:: Exercise instructions ::
Below are the records; collect from them each line containing the string "norm".

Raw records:

====================

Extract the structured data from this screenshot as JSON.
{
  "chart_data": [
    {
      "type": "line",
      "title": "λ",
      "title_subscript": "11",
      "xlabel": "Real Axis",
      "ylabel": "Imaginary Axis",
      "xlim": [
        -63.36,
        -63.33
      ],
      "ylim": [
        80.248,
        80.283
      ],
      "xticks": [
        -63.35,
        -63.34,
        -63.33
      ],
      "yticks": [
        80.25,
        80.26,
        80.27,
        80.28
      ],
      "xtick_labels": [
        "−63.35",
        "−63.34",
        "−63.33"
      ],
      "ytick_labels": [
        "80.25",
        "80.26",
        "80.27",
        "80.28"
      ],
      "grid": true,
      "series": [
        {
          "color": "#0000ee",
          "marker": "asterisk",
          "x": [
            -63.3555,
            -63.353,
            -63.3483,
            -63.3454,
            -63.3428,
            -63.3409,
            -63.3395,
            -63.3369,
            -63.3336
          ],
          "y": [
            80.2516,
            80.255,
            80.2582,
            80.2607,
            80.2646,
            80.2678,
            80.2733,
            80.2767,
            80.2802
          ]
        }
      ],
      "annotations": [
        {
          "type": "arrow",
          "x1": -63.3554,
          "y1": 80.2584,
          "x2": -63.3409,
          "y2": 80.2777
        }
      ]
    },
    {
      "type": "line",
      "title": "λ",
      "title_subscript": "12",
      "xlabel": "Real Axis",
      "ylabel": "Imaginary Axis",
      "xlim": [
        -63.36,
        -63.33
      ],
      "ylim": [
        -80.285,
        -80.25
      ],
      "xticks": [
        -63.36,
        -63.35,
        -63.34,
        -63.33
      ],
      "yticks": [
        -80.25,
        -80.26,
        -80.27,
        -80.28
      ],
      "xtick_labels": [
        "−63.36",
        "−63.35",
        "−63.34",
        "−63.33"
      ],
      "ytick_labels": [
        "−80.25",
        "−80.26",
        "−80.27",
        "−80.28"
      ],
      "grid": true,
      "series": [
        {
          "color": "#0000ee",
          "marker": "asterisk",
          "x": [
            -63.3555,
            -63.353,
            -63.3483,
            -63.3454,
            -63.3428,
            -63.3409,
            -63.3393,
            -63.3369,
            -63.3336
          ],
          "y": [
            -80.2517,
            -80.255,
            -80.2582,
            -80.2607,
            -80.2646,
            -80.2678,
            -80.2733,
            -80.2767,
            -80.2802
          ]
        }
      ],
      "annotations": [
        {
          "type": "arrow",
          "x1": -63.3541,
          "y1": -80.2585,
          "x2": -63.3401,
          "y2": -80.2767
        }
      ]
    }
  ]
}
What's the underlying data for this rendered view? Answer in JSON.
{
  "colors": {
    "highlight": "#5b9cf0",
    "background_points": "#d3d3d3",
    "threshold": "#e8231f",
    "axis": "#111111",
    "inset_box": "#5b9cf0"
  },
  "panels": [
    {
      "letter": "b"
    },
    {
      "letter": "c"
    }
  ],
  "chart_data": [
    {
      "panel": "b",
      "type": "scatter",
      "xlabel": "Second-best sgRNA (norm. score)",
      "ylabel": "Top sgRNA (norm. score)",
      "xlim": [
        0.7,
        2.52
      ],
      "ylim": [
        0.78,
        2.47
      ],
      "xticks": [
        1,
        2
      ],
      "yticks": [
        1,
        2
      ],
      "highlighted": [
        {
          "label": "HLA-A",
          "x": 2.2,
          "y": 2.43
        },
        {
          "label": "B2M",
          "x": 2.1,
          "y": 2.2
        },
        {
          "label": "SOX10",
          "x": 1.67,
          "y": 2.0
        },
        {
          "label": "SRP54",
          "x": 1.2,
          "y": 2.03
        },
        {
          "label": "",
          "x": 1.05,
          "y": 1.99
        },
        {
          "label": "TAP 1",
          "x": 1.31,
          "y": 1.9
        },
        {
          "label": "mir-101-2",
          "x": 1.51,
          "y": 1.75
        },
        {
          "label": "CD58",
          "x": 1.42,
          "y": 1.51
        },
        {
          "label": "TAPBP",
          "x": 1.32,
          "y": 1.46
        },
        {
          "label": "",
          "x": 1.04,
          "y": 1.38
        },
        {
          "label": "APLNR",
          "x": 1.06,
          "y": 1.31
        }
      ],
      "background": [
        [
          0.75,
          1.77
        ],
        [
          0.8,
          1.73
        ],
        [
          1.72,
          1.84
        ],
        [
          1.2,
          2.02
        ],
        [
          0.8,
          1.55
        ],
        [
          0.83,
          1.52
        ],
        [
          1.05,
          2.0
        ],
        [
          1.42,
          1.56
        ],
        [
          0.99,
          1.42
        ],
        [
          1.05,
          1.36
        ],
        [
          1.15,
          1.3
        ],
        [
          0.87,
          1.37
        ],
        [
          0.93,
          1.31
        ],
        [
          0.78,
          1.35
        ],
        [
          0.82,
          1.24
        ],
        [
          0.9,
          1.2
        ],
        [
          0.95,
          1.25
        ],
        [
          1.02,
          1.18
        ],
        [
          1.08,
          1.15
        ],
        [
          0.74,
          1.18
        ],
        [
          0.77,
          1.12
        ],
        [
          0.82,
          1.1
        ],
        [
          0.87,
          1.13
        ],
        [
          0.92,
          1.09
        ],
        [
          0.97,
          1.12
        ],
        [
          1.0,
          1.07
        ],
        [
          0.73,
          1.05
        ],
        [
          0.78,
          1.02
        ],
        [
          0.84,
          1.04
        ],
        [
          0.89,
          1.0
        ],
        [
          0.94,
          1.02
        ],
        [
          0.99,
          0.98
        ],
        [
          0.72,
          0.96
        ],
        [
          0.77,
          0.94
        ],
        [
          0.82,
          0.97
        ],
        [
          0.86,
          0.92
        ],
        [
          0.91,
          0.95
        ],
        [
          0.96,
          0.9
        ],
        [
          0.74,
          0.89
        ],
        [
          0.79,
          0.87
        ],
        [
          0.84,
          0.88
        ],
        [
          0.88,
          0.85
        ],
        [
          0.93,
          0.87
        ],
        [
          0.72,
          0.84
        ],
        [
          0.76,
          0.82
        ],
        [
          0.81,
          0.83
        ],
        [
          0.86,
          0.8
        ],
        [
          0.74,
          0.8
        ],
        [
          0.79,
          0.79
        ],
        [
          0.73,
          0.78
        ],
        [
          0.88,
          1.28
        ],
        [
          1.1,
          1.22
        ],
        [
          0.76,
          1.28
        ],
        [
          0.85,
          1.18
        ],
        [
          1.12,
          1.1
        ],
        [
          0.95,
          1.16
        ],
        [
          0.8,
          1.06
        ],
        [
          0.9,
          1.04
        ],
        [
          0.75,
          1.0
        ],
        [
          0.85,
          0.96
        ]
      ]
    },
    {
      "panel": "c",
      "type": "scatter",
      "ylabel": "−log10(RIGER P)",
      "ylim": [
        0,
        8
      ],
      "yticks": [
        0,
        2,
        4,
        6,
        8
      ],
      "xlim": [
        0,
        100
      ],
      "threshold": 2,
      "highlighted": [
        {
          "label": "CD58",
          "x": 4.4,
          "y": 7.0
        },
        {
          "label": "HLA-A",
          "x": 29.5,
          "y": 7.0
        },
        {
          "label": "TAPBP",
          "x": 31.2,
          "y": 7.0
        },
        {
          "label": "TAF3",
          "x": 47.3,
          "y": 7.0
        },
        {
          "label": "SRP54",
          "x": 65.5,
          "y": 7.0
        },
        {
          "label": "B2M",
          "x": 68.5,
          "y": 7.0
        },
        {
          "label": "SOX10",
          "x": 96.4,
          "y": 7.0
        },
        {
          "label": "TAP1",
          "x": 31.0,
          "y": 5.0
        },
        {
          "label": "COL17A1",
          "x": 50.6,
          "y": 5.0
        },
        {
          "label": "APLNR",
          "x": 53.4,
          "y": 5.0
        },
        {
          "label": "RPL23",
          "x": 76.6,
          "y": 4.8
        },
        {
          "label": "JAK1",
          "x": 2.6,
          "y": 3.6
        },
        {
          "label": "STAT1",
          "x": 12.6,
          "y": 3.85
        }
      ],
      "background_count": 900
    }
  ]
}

====================

:: Task answer ::
      "xlabel": "Second-best sgRNA (norm. score)",
      "ylabel": "Top sgRNA (norm. score)",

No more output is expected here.